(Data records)
<<<<

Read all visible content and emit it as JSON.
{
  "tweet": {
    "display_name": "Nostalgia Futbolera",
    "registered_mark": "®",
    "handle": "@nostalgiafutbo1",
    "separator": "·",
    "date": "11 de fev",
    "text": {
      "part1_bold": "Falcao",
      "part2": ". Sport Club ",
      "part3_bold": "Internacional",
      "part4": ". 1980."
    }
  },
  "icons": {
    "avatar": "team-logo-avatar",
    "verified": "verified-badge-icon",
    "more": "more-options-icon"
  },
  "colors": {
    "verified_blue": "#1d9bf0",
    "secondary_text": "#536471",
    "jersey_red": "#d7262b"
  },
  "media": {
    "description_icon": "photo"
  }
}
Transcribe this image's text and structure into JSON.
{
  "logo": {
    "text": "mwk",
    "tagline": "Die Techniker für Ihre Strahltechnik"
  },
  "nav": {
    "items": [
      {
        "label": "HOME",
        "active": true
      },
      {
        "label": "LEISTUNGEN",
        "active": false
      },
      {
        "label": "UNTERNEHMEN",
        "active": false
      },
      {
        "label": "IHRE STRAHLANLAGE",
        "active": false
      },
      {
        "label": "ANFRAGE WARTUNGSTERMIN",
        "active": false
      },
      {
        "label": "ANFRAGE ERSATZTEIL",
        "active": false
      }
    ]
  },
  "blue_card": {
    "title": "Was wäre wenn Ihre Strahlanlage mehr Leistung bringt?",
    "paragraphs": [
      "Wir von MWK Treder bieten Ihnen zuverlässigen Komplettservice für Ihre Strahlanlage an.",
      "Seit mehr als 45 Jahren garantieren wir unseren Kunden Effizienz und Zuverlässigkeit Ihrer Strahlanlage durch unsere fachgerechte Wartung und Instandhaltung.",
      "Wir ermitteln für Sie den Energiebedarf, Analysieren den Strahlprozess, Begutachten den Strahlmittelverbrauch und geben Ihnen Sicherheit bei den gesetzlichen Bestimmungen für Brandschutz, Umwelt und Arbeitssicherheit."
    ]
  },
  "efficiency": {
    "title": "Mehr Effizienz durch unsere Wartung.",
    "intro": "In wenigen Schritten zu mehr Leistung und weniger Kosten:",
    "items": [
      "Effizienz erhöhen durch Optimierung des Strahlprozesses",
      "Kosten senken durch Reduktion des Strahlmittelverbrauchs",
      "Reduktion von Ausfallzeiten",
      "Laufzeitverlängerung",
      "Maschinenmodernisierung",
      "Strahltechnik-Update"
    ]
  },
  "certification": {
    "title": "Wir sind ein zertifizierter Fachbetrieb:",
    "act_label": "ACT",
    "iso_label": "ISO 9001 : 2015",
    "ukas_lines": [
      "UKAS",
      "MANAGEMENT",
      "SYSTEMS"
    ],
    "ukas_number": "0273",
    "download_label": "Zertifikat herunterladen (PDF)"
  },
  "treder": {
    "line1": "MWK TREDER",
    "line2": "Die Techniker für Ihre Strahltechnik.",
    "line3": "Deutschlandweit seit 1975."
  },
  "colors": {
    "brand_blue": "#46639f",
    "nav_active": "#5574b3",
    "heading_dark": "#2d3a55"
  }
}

>>>>

### Requirement
Return a copy of every line that includes the word "unsere".

### Solution to the problem
      "Seit mehr als 45 Jahren garantieren wir unseren Kunden Effizienz und Zuverlässigkeit Ihrer Strahlanlage durch unsere fachgerechte Wartung und Instandhaltung.",
    "title": "Mehr Effizienz durch unsere Wartung.",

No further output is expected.